## EXERCISE DESCRIPTION
Leave out the images and repeat the listing below without a single change.

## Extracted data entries
● ● ● ●

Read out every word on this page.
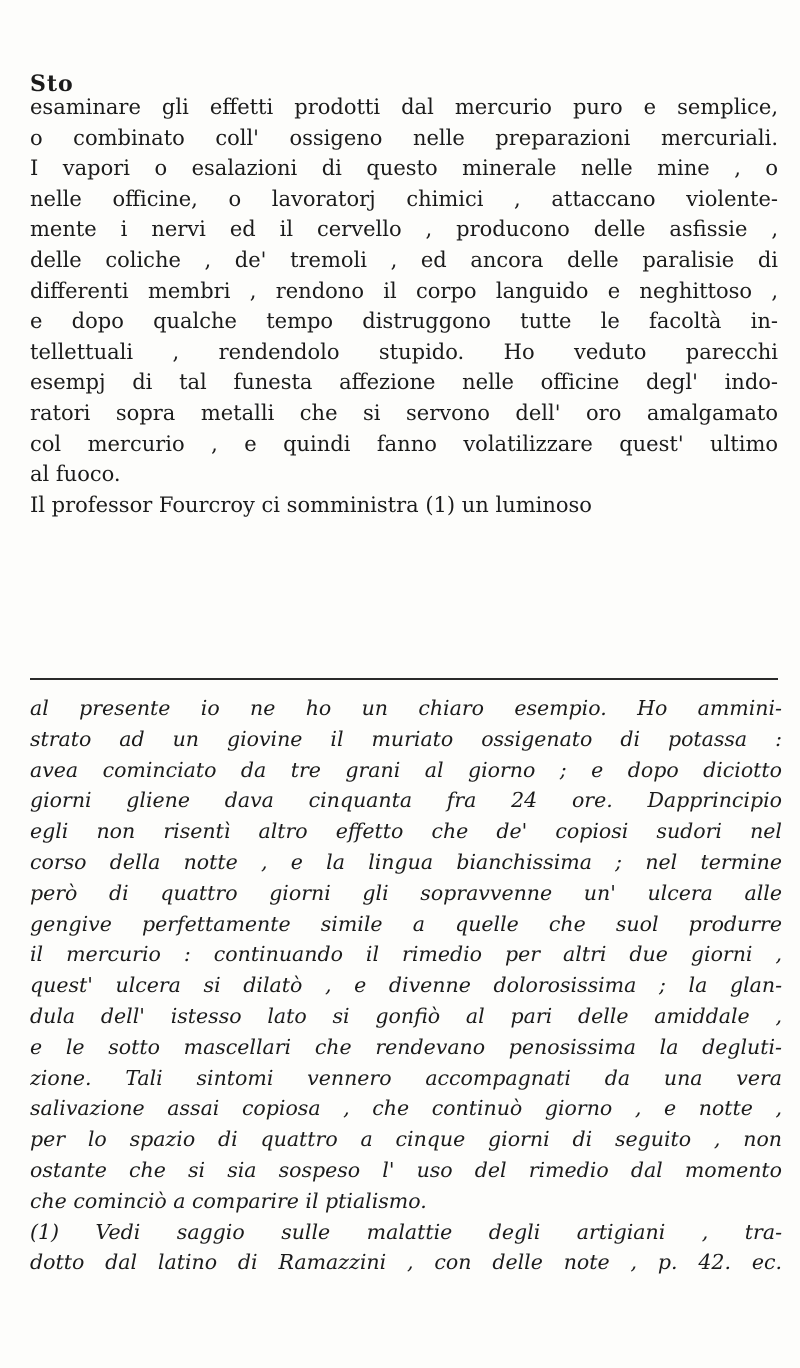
Sto
esaminare gli effetti prodotti dal mercurio puro e semplice,
o combinato coll' ossigeno nelle preparazioni mercuriali.
I vapori o esalazioni di questo minerale nelle mine , o
nelle officine, o lavoratorj chimici , attaccano violente-
mente i nervi ed il cervello , producono delle asfissie ,
delle coliche , de' tremoli , ed ancora delle paralisie di
differenti membri , rendono il corpo languido e neghittoso ,
e dopo qualche tempo distruggono tutte le facoltà in-
tellettuali , rendendolo stupido. Ho veduto parecchi
esempj di tal funesta affezione nelle officine degl' indo-
ratori sopra metalli che si servono dell' oro amalgamato
col mercurio , e quindi fanno volatilizzare quest' ultimo
al fuoco.
Il professor Fourcroy ci somministra (1) un luminoso
al presente io ne ho un chiaro esempio. Ho ammini-
strato ad un giovine il muriato ossigenato di potassa :
avea cominciato da tre grani al giorno ; e dopo diciotto
giorni gliene dava cinquanta fra 24 ore. Dapprincipio
egli non risentì altro effetto che de' copiosi sudori nel
corso della notte , e la lingua bianchissima ; nel termine
però di quattro giorni gli sopravvenne un' ulcera alle
gengive perfettamente simile a quelle che suol produrre
il mercurio : continuando il rimedio per altri due giorni ,
quest' ulcera si dilatò , e divenne dolorosissima ; la glan-
dula dell' istesso lato si gonfiò al pari delle amiddale ,
e le sotto mascellari che rendevano penosissima la degluti-
zione. Tali sintomi vennero accompagnati da una vera
salivazione assai copiosa , che continuò giorno , e notte ,
per lo spazio di quattro a cinque giorni di seguito , non
ostante che si sia sospeso l' uso del rimedio dal momento
che cominciò a comparire il ptialismo.
(1) Vedi saggio sulle malattie degli artigiani , tra-
dotto dal latino di Ramazzini , con delle note , p. 42. ec.
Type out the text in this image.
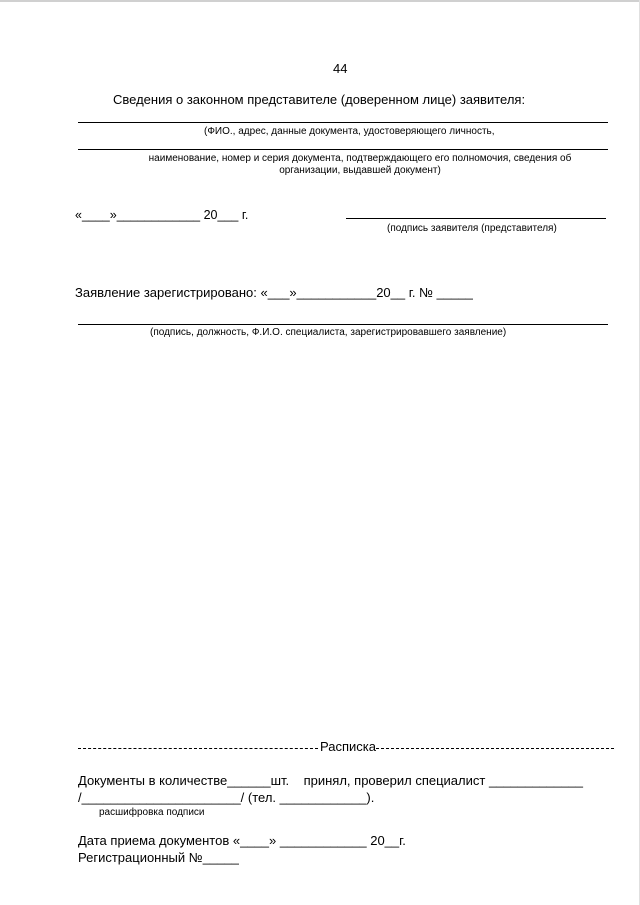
44
Сведения о законном представителе (доверенном лице) заявителя:
(ФИО., адрес, данные документа, удостоверяющего личность,
наименование, номер и серия документа, подтверждающего его полномочия, сведения об
организации, выдавшей документ)
«____»____________ 20___ г.
(подпись заявителя (представителя)
Заявление зарегистрировано: «___»___________20__ г. № _____
(подпись, должность, Ф.И.О. специалиста, зарегистрировавшего заявление)
Расписка
Документы в количестве______шт.    принял, проверил специалист _____________
/______________________/ (тел. ____________).
расшифровка подписи
Дата приема документов «____» ____________ 20__г.
Регистрационный №_____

● ● ● ●

## TASK RESULT
Read out every word on this page.
Sto
esaminare gli effetti prodotti dal mercurio puro e semplice,
o combinato coll' ossigeno nelle preparazioni mercuriali.
I vapori o esalazioni di questo minerale nelle mine , o
nelle officine, o lavoratorj chimici , attaccano violente-
mente i nervi ed il cervello , producono delle asfissie ,
delle coliche , de' tremoli , ed ancora delle paralisie di
differenti membri , rendono il corpo languido e neghittoso ,
e dopo qualche tempo distruggono tutte le facoltà in-
tellettuali , rendendolo stupido. Ho veduto parecchi
esempj di tal funesta affezione nelle officine degl' indo-
ratori sopra metalli che si servono dell' oro amalgamato
col mercurio , e quindi fanno volatilizzare quest' ultimo
al fuoco.
Il professor Fourcroy ci somministra (1) un luminoso
al presente io ne ho un chiaro esempio. Ho ammini-
strato ad un giovine il muriato ossigenato di potassa :
avea cominciato da tre grani al giorno ; e dopo diciotto
giorni gliene dava cinquanta fra 24 ore. Dapprincipio
egli non risentì altro effetto che de' copiosi sudori nel
corso della notte , e la lingua bianchissima ; nel termine
però di quattro giorni gli sopravvenne un' ulcera alle
gengive perfettamente simile a quelle che suol produrre
il mercurio : continuando il rimedio per altri due giorni ,
quest' ulcera si dilatò , e divenne dolorosissima ; la glan-
dula dell' istesso lato si gonfiò al pari delle amiddale ,
e le sotto mascellari che rendevano penosissima la degluti-
zione. Tali sintomi vennero accompagnati da una vera
salivazione assai copiosa , che continuò giorno , e notte ,
per lo spazio di quattro a cinque giorni di seguito , non
ostante che si sia sospeso l' uso del rimedio dal momento
che cominciò a comparire il ptialismo.
(1) Vedi saggio sulle malattie degli artigiani , tra-
dotto dal latino di Ramazzini , con delle note , p. 42. ec.
Type out the text in this image.
44
Сведения о законном представителе (доверенном лице) заявителя:
(ФИО., адрес, данные документа, удостоверяющего личность,
наименование, номер и серия документа, подтверждающего его полномочия, сведения об
организации, выдавшей документ)
«____»____________ 20___ г.
(подпись заявителя (представителя)
Заявление зарегистрировано: «___»___________20__ г. № _____
(подпись, должность, Ф.И.О. специалиста, зарегистрировавшего заявление)
Расписка
Документы в количестве______шт.    принял, проверил специалист _____________
/______________________/ (тел. ____________).
расшифровка подписи
Дата приема документов «____» ____________ 20__г.
Регистрационный №_____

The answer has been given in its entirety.